-- What you need to do --
Take every line from the listing below that includes "Matth" and copy it.

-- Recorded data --
◇ ◇ ◇ ◇ ◇

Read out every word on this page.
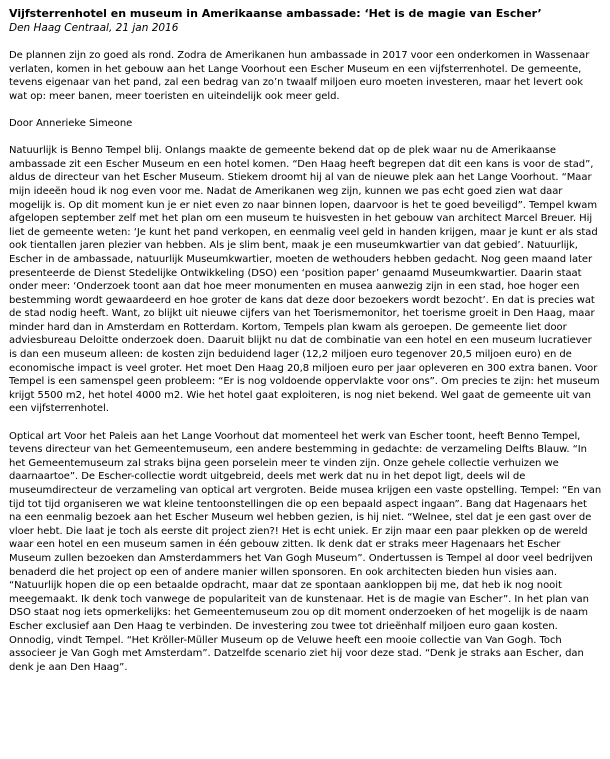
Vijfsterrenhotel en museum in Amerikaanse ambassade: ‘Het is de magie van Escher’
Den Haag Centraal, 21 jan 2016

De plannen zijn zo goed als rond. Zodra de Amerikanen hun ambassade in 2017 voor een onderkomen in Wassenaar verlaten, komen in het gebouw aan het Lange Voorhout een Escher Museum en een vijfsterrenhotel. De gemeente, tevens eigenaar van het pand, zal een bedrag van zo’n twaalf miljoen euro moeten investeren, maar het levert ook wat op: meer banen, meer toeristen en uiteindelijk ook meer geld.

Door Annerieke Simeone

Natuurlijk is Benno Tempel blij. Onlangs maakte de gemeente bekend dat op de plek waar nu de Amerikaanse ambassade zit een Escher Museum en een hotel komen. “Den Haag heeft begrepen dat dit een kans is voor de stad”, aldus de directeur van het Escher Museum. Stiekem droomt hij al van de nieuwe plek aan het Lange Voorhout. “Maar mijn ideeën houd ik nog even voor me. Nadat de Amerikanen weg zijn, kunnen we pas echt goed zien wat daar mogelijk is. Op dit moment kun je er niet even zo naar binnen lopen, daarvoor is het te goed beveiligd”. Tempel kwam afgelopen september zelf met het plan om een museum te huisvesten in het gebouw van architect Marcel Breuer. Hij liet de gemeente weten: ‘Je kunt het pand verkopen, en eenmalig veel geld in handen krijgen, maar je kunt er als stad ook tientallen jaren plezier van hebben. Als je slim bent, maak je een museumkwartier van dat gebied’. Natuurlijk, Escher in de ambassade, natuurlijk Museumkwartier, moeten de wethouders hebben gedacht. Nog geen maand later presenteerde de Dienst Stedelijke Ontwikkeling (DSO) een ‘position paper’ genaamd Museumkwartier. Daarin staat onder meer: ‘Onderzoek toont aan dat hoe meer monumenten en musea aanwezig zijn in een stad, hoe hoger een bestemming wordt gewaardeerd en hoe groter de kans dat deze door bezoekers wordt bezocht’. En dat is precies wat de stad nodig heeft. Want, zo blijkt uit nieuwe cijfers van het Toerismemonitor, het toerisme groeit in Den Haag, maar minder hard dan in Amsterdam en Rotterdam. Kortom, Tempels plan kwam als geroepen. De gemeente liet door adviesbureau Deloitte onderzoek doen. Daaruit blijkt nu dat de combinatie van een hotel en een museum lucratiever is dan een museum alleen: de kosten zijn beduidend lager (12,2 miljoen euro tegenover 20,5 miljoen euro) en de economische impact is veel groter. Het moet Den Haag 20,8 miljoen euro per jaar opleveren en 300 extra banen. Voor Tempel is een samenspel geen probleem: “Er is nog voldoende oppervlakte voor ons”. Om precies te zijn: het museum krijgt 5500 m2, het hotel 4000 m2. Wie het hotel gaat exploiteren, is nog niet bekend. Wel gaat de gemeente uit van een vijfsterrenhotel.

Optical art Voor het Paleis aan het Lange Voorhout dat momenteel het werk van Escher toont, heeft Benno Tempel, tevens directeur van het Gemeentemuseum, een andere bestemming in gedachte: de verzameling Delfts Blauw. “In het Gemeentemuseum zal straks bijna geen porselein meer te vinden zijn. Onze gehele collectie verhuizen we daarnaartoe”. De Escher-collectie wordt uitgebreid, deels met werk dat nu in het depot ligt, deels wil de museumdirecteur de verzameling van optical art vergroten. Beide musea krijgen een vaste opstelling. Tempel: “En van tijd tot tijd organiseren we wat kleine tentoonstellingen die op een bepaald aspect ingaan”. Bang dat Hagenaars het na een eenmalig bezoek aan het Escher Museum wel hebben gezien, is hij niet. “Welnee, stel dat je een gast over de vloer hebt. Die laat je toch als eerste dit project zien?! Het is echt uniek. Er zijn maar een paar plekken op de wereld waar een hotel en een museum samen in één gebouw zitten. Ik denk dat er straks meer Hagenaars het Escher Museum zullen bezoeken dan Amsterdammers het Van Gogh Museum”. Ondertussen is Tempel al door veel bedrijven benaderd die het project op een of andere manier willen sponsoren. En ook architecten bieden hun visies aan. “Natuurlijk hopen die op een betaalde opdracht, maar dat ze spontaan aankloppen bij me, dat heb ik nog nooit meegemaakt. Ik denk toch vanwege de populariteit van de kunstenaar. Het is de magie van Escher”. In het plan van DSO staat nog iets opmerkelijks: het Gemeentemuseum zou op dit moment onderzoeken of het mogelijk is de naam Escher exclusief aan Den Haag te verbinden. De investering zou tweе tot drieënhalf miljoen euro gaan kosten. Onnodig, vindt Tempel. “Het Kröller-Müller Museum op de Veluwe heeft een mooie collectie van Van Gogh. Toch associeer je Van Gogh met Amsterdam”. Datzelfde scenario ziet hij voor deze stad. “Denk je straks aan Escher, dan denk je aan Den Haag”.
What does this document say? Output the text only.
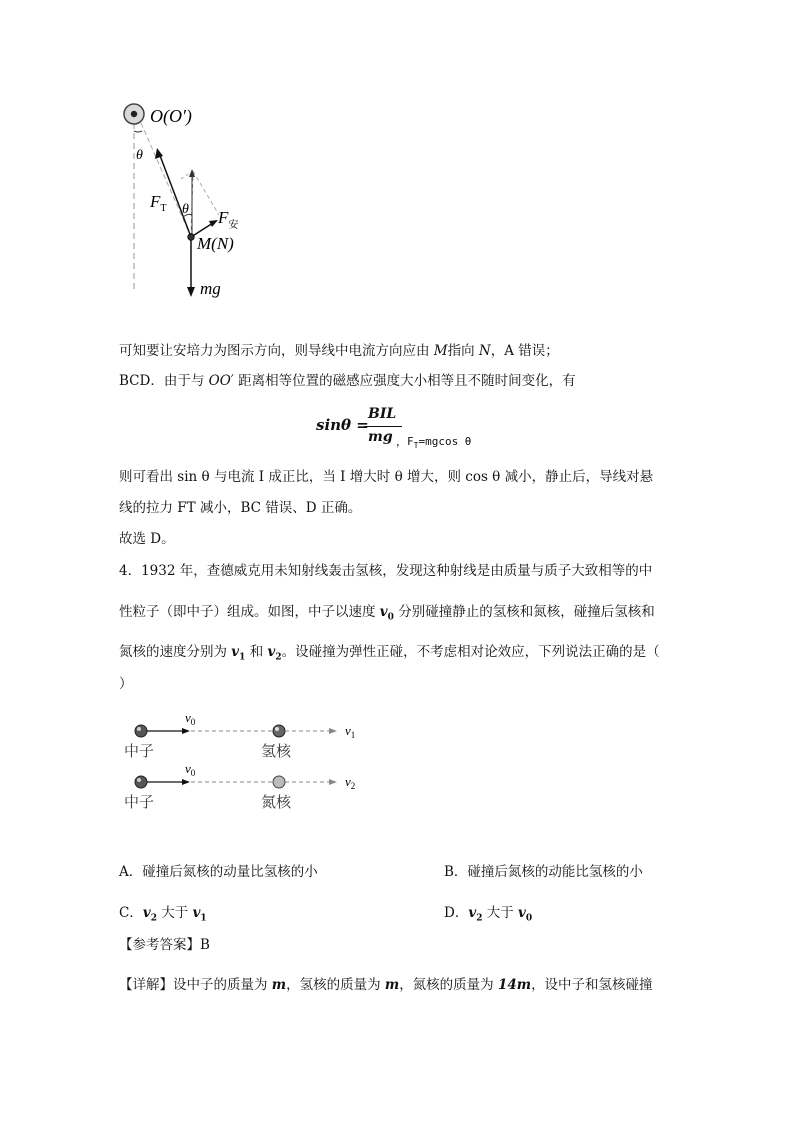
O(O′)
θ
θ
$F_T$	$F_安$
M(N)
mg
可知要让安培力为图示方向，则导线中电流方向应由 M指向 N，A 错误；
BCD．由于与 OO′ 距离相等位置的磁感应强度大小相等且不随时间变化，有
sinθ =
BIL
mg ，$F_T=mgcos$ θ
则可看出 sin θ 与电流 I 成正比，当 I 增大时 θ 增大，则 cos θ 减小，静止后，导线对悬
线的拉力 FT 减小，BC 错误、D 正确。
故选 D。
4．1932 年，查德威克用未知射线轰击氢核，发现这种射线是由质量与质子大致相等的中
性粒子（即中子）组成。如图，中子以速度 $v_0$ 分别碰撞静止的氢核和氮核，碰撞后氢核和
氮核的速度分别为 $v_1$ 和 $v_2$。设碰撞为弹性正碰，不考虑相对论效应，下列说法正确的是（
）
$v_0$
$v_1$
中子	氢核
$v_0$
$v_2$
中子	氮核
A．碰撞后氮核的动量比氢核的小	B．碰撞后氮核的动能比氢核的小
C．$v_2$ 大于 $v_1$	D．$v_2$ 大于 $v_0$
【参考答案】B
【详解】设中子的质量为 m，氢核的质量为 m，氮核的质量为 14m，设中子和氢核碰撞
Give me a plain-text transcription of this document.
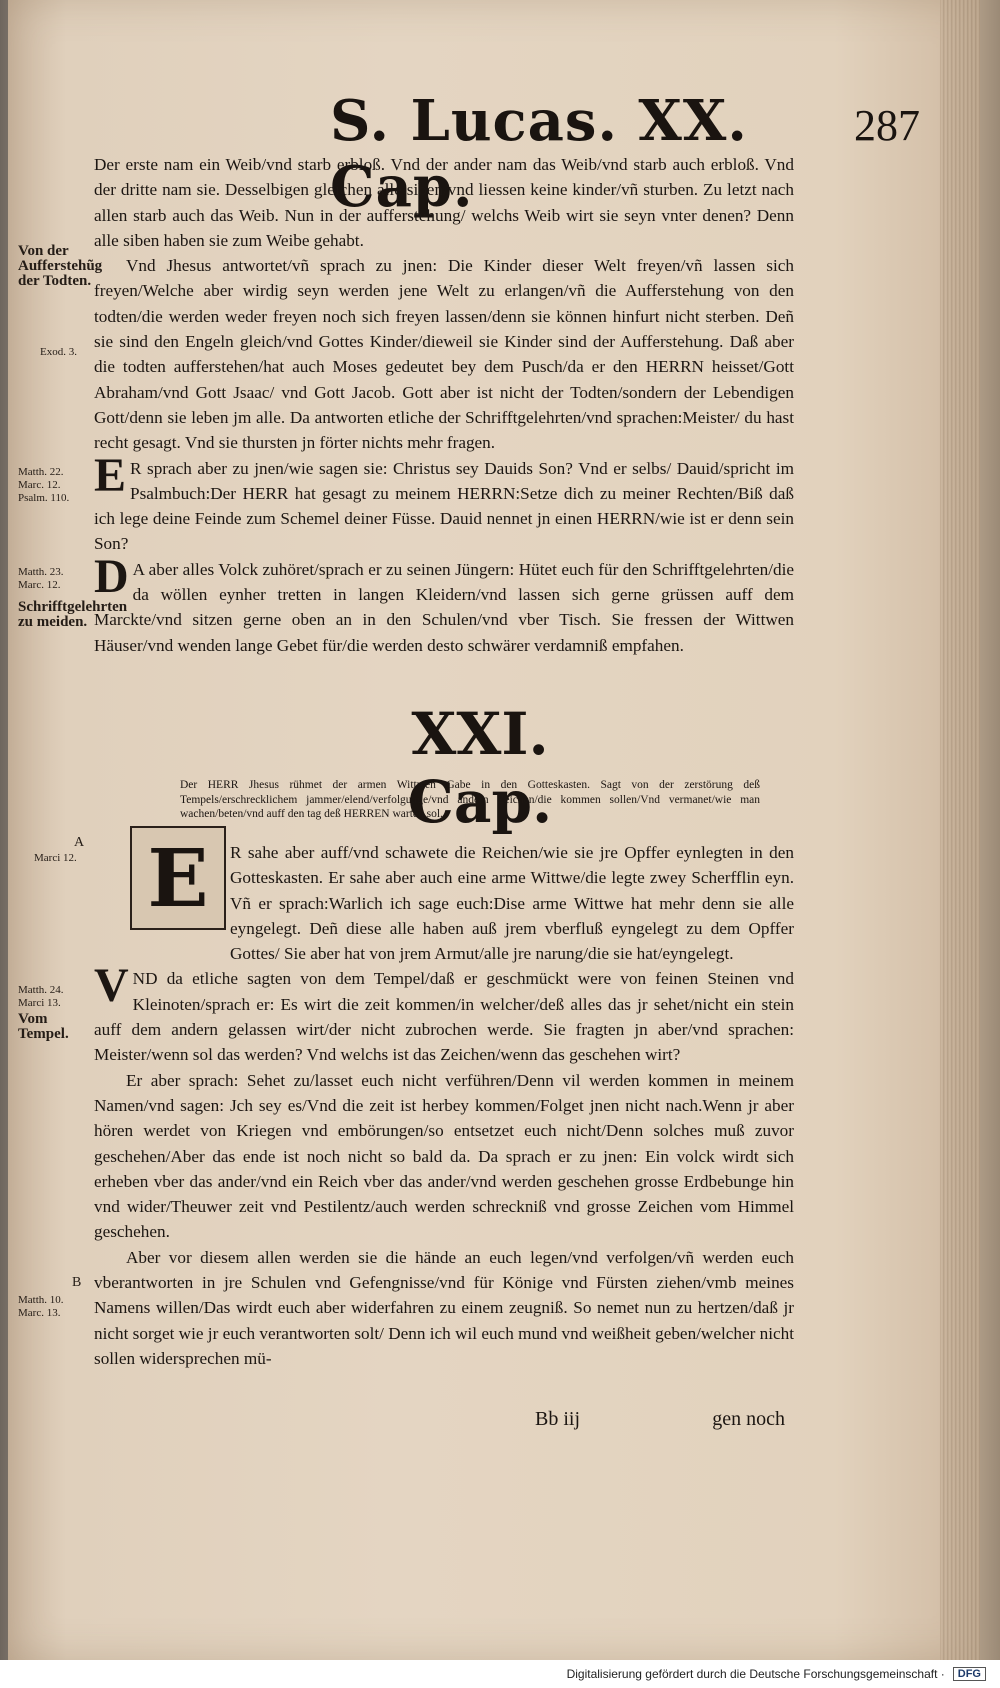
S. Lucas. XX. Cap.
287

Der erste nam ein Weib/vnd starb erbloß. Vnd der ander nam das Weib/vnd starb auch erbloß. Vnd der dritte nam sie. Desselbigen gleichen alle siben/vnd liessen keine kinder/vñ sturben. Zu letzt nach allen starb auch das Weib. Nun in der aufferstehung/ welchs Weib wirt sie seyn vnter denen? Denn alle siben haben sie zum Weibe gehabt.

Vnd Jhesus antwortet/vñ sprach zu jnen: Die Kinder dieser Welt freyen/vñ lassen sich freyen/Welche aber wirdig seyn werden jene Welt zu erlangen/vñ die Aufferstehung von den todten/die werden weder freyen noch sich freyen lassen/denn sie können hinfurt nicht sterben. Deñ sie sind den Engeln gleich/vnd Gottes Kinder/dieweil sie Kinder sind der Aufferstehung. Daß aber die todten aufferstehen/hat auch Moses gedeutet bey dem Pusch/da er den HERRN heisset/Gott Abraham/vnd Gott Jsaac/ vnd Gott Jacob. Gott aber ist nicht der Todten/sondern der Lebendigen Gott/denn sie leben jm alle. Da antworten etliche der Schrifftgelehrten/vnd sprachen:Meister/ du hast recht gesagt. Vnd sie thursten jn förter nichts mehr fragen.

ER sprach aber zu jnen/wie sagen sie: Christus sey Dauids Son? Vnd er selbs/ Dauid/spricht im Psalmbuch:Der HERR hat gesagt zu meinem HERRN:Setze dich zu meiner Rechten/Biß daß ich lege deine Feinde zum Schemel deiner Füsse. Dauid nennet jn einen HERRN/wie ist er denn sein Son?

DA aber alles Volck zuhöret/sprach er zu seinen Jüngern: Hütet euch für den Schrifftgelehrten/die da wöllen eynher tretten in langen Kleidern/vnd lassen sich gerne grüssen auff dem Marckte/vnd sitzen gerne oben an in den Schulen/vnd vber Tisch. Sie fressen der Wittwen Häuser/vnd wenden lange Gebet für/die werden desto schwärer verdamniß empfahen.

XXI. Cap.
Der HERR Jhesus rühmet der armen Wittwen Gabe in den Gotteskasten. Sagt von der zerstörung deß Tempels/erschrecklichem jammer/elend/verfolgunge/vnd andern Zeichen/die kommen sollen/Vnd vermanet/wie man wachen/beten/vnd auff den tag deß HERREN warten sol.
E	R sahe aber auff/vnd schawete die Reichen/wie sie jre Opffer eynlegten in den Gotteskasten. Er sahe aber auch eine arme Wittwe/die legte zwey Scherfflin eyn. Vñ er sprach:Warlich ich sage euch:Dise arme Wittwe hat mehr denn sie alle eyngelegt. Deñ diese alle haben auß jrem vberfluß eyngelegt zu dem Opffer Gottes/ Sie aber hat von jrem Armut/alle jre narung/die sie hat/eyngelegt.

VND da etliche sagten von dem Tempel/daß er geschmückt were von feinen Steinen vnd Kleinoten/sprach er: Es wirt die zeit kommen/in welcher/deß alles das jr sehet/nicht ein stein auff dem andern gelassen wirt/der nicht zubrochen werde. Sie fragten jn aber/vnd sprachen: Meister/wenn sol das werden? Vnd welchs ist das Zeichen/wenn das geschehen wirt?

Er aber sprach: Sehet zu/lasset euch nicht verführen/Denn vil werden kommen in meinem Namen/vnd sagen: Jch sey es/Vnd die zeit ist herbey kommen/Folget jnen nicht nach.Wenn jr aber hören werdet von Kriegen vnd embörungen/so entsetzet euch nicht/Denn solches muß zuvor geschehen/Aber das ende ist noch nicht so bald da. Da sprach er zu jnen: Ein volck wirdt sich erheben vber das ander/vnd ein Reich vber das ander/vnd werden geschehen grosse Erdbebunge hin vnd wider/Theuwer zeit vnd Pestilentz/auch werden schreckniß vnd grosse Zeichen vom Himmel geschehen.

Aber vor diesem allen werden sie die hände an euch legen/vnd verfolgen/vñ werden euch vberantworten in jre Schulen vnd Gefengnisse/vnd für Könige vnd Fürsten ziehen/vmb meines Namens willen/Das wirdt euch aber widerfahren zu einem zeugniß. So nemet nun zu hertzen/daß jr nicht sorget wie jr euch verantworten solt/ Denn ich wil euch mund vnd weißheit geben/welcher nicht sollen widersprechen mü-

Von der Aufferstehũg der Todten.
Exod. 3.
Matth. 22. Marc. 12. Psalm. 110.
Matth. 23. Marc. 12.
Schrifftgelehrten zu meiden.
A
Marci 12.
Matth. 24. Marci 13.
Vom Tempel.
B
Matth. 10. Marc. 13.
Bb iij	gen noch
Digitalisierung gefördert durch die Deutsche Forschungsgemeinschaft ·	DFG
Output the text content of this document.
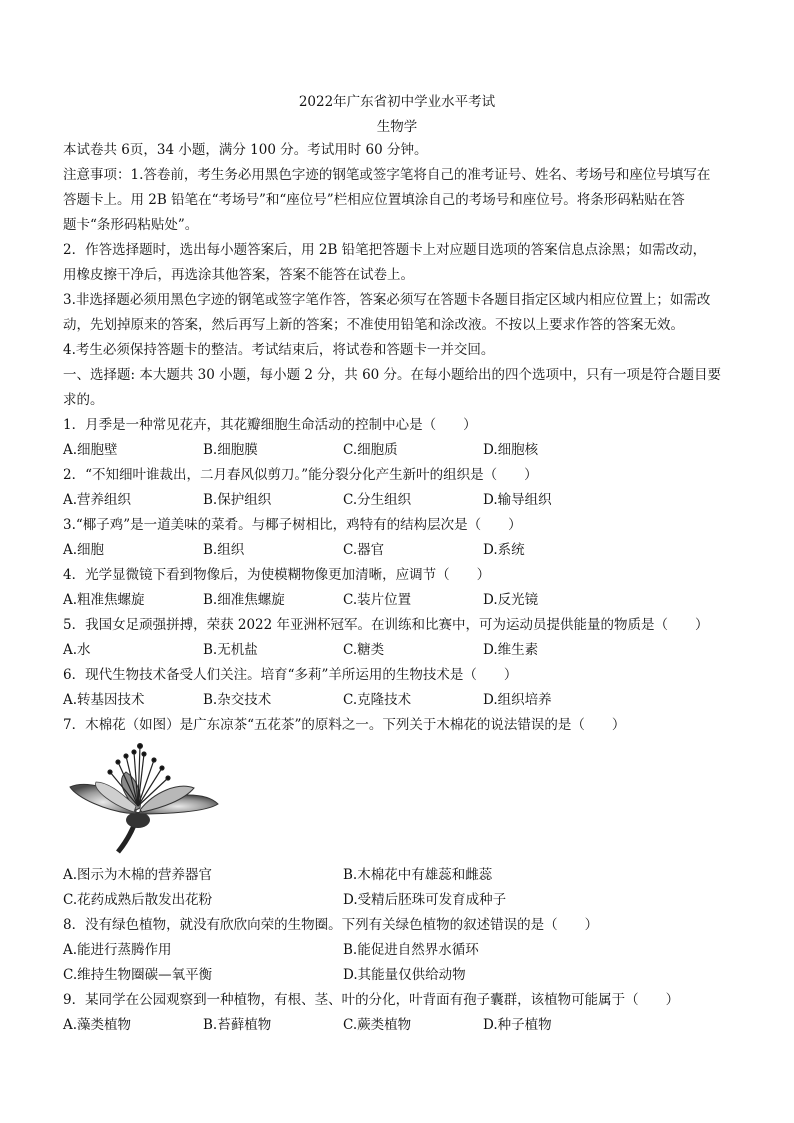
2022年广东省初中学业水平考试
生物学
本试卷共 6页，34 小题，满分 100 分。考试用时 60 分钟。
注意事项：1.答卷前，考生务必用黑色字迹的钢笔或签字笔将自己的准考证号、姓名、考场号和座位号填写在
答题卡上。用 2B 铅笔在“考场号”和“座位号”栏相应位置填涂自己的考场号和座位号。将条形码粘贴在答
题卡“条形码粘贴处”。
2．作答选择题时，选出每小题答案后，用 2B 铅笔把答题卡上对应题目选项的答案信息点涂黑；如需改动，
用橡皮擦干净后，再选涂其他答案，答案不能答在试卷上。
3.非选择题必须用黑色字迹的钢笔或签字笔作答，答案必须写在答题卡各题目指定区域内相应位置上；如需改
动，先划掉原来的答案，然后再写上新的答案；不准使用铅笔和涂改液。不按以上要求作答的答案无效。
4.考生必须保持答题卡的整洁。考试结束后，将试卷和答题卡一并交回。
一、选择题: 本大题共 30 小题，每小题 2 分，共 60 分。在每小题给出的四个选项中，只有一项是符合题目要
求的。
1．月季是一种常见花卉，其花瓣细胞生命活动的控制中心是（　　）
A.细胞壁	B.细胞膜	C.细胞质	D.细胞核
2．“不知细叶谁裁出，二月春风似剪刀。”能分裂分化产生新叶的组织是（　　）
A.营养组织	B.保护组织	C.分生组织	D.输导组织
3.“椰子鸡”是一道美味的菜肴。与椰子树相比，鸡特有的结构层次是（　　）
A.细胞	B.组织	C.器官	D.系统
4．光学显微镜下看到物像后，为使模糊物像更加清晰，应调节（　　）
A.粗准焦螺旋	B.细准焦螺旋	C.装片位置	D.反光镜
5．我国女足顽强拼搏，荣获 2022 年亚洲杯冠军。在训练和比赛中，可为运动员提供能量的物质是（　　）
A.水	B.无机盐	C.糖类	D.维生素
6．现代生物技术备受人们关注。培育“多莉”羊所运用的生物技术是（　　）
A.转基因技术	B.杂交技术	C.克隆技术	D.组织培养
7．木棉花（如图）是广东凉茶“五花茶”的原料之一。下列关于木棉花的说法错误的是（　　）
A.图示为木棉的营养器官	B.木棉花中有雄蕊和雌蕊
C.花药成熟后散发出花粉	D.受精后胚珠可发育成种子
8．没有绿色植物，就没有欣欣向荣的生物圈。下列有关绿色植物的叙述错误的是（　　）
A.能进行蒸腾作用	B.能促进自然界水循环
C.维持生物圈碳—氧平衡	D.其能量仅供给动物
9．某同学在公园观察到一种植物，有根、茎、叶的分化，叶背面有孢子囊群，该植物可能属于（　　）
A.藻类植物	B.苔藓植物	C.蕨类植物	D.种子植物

◇ ◇ ◇ ◇ ◇

-- Exercise result --
Matth. 22. Marc. 12. Psalm. 110.
Matth. 23. Marc. 12.
Matth. 24. Marci 13.
Matth. 10. Marc. 13.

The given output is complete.